Source data.
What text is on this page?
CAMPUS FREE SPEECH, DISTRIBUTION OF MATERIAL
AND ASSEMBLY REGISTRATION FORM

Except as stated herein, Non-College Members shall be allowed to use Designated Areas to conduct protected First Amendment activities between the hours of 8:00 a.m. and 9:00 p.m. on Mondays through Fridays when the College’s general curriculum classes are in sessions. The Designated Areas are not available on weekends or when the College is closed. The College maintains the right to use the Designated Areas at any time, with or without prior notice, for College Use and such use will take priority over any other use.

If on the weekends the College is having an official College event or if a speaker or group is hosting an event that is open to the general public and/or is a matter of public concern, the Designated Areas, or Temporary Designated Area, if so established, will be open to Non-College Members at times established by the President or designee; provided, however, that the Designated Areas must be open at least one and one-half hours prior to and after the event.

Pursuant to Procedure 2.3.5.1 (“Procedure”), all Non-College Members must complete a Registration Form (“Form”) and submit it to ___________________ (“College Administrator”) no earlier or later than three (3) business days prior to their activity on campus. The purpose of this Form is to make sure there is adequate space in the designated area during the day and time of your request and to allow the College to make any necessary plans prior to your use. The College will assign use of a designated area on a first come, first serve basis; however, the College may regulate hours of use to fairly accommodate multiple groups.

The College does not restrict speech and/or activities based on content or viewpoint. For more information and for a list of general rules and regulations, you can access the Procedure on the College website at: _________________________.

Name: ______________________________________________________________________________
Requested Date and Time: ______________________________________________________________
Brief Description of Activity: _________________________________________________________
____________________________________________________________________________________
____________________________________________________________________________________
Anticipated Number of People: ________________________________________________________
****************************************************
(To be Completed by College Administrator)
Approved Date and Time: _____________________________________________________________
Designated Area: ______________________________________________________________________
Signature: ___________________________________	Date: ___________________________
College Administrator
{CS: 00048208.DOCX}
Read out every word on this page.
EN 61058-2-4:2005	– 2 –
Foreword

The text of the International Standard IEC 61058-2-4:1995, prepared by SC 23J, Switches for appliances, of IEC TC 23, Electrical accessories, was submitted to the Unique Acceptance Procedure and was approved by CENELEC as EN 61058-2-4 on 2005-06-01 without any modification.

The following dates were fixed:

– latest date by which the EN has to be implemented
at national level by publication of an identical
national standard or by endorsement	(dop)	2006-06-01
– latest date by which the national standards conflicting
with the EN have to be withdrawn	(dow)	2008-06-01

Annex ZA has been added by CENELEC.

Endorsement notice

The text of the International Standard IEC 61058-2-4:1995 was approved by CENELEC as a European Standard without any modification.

Instructions for the task. Search the records above for the string "notice". Copy every line that contains it.

Expected answer.
Except as stated herein, Non-College Members shall be allowed to use Designated Areas to conduct protected First Amendment activities between the hours of 8:00 a.m. and 9:00 p.m. on Mondays through Fridays when the College’s general curriculum classes are in sessions. The Designated Areas are not available on weekends or when the College is closed. The College maintains the right to use the Designated Areas at any time, with or without prior notice, for College Use and such use will take priority over any other use.
Endorsement notice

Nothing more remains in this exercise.